/---

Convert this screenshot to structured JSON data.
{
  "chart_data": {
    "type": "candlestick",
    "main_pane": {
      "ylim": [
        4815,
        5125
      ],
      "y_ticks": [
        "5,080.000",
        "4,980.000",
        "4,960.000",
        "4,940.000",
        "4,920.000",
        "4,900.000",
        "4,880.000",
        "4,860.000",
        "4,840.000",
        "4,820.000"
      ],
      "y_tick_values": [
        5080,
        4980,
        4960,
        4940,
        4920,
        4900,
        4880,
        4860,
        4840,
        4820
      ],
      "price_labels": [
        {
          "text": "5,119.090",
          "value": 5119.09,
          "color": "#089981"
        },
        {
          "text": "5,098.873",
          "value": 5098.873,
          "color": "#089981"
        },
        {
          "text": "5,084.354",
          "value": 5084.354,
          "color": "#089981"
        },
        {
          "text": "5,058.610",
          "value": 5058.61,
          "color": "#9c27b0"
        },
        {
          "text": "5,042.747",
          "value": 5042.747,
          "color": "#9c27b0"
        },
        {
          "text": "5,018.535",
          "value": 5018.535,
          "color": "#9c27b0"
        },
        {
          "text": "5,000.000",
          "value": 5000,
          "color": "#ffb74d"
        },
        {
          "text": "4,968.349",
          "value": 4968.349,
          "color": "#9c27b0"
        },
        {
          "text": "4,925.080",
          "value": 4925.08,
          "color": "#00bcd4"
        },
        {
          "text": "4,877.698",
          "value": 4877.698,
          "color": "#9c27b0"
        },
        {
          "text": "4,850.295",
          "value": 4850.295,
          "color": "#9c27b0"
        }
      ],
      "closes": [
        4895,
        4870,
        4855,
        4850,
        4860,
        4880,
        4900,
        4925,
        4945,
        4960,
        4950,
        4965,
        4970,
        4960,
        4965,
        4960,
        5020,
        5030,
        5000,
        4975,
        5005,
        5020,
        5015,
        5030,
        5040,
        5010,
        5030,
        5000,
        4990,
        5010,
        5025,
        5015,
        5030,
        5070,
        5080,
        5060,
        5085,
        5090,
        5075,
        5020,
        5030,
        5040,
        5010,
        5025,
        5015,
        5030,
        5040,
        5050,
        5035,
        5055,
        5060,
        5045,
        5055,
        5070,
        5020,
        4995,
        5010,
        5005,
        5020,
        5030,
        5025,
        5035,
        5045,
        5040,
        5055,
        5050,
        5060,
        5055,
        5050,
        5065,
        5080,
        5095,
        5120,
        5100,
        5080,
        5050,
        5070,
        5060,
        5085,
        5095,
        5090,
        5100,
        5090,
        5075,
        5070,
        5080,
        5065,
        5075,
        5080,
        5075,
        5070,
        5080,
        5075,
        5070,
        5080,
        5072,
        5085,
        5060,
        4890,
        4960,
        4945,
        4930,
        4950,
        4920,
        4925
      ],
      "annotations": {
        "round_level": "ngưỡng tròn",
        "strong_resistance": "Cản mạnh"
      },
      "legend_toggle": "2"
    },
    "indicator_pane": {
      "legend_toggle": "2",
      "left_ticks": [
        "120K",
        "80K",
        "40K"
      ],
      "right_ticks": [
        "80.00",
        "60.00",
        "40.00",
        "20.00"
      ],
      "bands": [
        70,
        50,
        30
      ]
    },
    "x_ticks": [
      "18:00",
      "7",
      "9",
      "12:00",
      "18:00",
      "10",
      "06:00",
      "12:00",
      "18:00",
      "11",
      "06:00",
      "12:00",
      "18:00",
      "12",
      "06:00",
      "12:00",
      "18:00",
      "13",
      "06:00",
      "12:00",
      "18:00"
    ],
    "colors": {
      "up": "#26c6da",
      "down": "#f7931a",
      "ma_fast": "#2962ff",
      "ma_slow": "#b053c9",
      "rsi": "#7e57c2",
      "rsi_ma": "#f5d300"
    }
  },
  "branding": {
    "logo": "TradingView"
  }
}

\---

The exercise: Each line of the material above must be retyped precisely.

Complete response:
Convert this screenshot to structured JSON data.
{
  "chart_data": {
    "type": "candlestick",
    "main_pane": {
      "ylim": [
        4815,
        5125
      ],
      "y_ticks": [
        "5,080.000",
        "4,980.000",
        "4,960.000",
        "4,940.000",
        "4,920.000",
        "4,900.000",
        "4,880.000",
        "4,860.000",
        "4,840.000",
        "4,820.000"
      ],
      "y_tick_values": [
        5080,
        4980,
        4960,
        4940,
        4920,
        4900,
        4880,
        4860,
        4840,
        4820
      ],
      "price_labels": [
        {
          "text": "5,119.090",
          "value": 5119.09,
          "color": "#089981"
        },
        {
          "text": "5,098.873",
          "value": 5098.873,
          "color": "#089981"
        },
        {
          "text": "5,084.354",
          "value": 5084.354,
          "color": "#089981"
        },
        {
          "text": "5,058.610",
          "value": 5058.61,
          "color": "#9c27b0"
        },
        {
          "text": "5,042.747",
          "value": 5042.747,
          "color": "#9c27b0"
        },
        {
          "text": "5,018.535",
          "value": 5018.535,
          "color": "#9c27b0"
        },
        {
          "text": "5,000.000",
          "value": 5000,
          "color": "#ffb74d"
        },
        {
          "text": "4,968.349",
          "value": 4968.349,
          "color": "#9c27b0"
        },
        {
          "text": "4,925.080",
          "value": 4925.08,
          "color": "#00bcd4"
        },
        {
          "text": "4,877.698",
          "value": 4877.698,
          "color": "#9c27b0"
        },
        {
          "text": "4,850.295",
          "value": 4850.295,
          "color": "#9c27b0"
        }
      ],
      "closes": [
        4895,
        4870,
        4855,
        4850,
        4860,
        4880,
        4900,
        4925,
        4945,
        4960,
        4950,
        4965,
        4970,
        4960,
        4965,
        4960,
        5020,
        5030,
        5000,
        4975,
        5005,
        5020,
        5015,
        5030,
        5040,
        5010,
        5030,
        5000,
        4990,
        5010,
        5025,
        5015,
        5030,
        5070,
        5080,
        5060,
        5085,
        5090,
        5075,
        5020,
        5030,
        5040,
        5010,
        5025,
        5015,
        5030,
        5040,
        5050,
        5035,
        5055,
        5060,
        5045,
        5055,
        5070,
        5020,
        4995,
        5010,
        5005,
        5020,
        5030,
        5025,
        5035,
        5045,
        5040,
        5055,
        5050,
        5060,
        5055,
        5050,
        5065,
        5080,
        5095,
        5120,
        5100,
        5080,
        5050,
        5070,
        5060,
        5085,
        5095,
        5090,
        5100,
        5090,
        5075,
        5070,
        5080,
        5065,
        5075,
        5080,
        5075,
        5070,
        5080,
        5075,
        5070,
        5080,
        5072,
        5085,
        5060,
        4890,
        4960,
        4945,
        4930,
        4950,
        4920,
        4925
      ],
      "annotations": {
        "round_level": "ngưỡng tròn",
        "strong_resistance": "Cản mạnh"
      },
      "legend_toggle": "2"
    },
    "indicator_pane": {
      "legend_toggle": "2",
      "left_ticks": [
        "120K",
        "80K",
        "40K"
      ],
      "right_ticks": [
        "80.00",
        "60.00",
        "40.00",
        "20.00"
      ],
      "bands": [
        70,
        50,
        30
      ]
    },
    "x_ticks": [
      "18:00",
      "7",
      "9",
      "12:00",
      "18:00",
      "10",
      "06:00",
      "12:00",
      "18:00",
      "11",
      "06:00",
      "12:00",
      "18:00",
      "12",
      "06:00",
      "12:00",
      "18:00",
      "13",
      "06:00",
      "12:00",
      "18:00"
    ],
    "colors": {
      "up": "#26c6da",
      "down": "#f7931a",
      "ma_fast": "#2962ff",
      "ma_slow": "#b053c9",
      "rsi": "#7e57c2",
      "rsi_ma": "#f5d300"
    }
  },
  "branding": {
    "logo": "TradingView"
  }
}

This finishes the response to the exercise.